▶ **WHAT IS REQUIRED**
Copy out all lines that hold "lanthanides".

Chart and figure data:
----
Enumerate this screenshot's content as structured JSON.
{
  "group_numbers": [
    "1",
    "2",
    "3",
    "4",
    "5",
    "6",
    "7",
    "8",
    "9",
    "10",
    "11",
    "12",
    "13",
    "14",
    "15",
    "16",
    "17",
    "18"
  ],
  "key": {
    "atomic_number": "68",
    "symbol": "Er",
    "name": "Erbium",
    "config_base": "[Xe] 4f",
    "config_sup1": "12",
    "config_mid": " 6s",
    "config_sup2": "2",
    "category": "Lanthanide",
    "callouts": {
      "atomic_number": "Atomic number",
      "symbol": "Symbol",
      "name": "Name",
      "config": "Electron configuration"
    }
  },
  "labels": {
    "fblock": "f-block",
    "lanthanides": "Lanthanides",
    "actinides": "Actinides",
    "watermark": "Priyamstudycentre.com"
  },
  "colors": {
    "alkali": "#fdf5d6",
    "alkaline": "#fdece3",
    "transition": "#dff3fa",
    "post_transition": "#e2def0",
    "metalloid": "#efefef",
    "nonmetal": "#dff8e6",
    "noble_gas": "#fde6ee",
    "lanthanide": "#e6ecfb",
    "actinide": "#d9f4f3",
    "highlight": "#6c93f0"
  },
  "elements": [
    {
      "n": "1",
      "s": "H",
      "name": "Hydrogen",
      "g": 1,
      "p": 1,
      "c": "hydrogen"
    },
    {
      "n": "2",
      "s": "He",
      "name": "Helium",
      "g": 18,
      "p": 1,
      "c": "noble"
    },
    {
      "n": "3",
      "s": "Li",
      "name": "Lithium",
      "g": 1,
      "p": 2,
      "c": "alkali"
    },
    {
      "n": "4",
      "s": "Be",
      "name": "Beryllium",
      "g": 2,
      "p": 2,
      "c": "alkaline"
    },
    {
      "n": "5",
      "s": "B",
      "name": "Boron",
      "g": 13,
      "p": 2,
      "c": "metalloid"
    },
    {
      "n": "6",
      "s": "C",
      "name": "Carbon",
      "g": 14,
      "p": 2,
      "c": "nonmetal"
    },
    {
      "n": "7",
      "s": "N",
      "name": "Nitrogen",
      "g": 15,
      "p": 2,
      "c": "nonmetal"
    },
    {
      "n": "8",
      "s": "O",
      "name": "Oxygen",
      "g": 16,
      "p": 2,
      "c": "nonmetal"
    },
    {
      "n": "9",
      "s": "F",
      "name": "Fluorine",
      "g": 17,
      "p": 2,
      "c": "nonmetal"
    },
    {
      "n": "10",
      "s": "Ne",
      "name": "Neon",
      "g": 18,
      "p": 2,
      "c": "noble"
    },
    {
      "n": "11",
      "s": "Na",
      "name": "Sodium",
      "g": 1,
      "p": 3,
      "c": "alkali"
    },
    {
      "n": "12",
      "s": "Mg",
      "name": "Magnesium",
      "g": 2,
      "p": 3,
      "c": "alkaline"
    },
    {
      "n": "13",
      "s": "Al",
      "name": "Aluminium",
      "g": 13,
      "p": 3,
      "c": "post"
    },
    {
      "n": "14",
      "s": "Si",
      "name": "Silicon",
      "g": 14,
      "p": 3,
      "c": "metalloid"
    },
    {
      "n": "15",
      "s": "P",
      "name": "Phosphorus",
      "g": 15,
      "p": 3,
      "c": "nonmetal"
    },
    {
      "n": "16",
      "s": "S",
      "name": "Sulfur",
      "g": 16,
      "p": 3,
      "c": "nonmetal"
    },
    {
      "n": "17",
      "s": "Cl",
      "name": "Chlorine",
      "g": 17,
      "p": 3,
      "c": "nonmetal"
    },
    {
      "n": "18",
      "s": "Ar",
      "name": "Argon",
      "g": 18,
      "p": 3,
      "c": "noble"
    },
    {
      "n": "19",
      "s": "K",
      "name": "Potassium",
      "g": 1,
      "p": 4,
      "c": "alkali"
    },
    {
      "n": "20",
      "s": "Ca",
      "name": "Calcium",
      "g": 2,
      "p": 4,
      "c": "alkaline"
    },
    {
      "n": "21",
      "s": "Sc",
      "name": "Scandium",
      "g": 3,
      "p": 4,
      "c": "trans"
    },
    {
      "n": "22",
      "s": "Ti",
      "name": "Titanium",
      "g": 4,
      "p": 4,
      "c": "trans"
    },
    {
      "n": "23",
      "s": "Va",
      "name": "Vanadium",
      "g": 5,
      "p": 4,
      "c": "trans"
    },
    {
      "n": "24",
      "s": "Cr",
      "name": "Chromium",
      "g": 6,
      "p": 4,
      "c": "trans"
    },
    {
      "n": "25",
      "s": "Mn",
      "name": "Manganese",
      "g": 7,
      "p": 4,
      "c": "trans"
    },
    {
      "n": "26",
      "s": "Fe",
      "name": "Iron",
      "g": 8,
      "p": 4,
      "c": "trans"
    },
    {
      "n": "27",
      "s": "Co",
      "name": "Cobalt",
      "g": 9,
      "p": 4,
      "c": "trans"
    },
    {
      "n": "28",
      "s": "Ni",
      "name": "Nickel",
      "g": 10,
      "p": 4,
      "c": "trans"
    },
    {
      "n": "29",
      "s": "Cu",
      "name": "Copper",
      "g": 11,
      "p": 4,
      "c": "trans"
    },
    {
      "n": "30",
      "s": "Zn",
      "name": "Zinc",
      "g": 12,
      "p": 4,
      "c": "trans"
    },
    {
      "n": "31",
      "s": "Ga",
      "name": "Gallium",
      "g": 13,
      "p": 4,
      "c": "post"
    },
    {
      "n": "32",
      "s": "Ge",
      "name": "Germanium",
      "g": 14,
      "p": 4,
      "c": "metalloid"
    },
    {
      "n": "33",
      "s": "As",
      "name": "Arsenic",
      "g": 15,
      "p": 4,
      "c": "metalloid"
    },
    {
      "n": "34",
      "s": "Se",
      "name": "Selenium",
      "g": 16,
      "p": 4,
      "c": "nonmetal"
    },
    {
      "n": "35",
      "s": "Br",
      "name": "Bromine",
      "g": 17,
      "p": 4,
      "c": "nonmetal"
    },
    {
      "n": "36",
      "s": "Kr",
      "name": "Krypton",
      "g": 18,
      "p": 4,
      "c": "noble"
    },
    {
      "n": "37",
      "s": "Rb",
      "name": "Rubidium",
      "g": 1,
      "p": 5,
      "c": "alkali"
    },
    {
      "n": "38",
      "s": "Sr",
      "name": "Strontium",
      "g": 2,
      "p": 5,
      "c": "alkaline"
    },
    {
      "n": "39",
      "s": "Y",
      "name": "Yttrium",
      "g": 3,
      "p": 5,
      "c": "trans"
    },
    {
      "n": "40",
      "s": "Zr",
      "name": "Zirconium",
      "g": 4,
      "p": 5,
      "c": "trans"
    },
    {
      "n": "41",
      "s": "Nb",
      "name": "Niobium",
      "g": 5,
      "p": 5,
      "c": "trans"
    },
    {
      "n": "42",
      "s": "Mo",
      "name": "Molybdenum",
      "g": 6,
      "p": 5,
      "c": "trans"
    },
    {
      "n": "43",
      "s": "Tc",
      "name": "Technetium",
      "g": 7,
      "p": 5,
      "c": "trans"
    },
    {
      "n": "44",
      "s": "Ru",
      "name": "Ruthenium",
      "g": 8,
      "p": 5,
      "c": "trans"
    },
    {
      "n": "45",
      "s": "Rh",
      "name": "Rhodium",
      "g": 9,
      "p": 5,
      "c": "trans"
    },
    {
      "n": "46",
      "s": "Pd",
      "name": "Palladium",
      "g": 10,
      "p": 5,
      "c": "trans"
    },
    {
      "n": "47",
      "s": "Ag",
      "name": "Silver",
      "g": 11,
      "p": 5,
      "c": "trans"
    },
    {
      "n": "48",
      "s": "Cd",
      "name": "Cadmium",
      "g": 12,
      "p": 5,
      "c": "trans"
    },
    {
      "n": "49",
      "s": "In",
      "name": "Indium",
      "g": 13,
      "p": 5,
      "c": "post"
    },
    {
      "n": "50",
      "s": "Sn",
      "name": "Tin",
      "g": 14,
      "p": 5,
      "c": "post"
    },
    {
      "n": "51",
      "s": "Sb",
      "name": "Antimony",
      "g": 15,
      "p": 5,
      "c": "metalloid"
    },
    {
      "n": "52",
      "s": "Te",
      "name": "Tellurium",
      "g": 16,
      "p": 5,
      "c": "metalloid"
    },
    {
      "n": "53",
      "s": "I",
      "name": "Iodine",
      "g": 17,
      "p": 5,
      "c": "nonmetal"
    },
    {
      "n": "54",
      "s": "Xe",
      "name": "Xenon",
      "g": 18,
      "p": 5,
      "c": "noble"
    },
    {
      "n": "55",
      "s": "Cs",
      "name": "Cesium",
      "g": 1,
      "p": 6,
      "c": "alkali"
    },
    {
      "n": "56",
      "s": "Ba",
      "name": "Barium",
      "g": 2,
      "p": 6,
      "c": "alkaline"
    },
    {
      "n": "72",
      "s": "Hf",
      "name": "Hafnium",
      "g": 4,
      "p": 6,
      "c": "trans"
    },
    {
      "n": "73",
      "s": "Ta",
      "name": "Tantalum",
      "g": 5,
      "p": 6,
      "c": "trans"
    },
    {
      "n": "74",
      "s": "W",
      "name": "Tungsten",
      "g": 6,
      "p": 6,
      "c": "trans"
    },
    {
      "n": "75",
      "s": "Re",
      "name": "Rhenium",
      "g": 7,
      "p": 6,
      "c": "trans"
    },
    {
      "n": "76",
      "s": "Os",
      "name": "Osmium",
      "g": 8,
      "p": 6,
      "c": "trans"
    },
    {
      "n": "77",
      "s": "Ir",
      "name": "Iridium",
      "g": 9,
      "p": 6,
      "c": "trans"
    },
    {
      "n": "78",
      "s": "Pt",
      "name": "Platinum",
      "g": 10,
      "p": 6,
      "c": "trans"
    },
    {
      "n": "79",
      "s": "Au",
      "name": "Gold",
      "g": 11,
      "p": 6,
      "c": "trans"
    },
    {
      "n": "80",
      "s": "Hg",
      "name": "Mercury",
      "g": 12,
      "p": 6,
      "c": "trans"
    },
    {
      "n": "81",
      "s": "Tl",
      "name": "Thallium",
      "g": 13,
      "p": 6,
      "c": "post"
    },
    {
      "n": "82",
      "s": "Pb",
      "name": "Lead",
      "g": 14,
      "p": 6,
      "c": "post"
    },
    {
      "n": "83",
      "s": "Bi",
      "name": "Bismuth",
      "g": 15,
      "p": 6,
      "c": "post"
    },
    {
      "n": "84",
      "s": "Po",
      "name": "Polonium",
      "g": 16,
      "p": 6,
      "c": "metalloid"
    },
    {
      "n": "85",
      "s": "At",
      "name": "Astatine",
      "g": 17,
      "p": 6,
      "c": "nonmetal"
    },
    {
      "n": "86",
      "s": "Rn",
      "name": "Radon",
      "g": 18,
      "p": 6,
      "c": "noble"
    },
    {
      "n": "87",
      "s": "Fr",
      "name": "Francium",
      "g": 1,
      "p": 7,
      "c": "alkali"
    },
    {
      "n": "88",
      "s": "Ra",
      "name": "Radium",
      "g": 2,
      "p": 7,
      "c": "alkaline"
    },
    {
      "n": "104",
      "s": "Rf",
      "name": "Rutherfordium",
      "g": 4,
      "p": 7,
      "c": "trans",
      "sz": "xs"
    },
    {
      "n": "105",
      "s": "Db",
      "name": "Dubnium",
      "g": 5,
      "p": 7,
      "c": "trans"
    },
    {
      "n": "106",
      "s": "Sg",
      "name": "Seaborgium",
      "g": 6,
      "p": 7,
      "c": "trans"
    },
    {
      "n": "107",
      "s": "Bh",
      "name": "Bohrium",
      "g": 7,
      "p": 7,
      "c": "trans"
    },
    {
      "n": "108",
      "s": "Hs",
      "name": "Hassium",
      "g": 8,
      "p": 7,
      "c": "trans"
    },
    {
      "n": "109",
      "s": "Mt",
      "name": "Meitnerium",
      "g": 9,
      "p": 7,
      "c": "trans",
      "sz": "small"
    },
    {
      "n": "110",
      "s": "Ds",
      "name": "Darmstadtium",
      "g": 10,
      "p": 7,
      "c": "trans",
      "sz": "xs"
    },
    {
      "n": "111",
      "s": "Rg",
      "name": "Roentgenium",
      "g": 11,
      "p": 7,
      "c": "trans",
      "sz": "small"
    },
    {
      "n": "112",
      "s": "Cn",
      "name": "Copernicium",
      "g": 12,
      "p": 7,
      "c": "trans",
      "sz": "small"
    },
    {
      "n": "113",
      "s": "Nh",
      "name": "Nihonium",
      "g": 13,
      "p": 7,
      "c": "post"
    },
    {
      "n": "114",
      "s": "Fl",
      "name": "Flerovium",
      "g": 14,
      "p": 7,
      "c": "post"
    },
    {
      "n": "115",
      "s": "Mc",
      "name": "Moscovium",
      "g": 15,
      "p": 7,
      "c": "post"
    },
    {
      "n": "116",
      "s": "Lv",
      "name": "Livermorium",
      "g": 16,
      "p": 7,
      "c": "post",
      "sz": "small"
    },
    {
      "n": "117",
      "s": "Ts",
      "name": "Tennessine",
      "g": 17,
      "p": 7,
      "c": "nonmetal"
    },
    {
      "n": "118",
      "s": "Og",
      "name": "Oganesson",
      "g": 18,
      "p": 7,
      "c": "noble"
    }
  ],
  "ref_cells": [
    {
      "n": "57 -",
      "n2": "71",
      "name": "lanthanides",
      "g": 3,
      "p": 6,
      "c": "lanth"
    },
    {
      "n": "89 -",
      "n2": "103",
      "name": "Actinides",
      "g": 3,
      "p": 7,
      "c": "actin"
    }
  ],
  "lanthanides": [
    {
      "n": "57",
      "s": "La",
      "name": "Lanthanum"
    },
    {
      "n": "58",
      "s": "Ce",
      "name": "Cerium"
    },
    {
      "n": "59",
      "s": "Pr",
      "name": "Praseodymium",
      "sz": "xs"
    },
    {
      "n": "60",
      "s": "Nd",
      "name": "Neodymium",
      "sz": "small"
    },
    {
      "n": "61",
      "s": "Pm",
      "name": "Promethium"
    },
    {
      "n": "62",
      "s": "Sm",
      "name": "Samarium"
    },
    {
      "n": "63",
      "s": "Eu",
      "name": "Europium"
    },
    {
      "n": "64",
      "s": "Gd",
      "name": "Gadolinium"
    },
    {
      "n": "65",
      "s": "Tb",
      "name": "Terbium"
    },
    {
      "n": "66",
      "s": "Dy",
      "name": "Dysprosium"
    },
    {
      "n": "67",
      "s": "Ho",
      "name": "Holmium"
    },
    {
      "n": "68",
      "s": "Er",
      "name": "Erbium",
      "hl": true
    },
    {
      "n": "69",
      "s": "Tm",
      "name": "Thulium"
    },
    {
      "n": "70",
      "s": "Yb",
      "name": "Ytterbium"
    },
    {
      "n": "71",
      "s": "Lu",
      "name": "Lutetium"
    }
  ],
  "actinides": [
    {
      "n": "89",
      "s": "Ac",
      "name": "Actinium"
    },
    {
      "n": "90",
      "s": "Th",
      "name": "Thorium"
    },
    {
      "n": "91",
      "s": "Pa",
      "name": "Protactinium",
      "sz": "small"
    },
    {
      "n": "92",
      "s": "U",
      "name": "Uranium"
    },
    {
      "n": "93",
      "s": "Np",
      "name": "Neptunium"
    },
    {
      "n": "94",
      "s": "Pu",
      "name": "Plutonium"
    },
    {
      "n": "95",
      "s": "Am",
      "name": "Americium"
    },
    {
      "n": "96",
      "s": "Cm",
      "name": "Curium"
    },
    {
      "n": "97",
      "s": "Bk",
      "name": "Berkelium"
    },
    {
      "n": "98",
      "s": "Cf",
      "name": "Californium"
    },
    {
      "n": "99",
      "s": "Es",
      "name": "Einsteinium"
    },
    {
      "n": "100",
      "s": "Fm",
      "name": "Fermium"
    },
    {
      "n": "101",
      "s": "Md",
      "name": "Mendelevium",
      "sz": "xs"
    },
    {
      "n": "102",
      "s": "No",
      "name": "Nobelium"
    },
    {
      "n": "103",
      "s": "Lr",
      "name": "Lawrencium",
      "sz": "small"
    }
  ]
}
----
▶ **ANSWER TO THE TASK**
    "lanthanides": "Lanthanides",
      "name": "lanthanides",
  "lanthanides": [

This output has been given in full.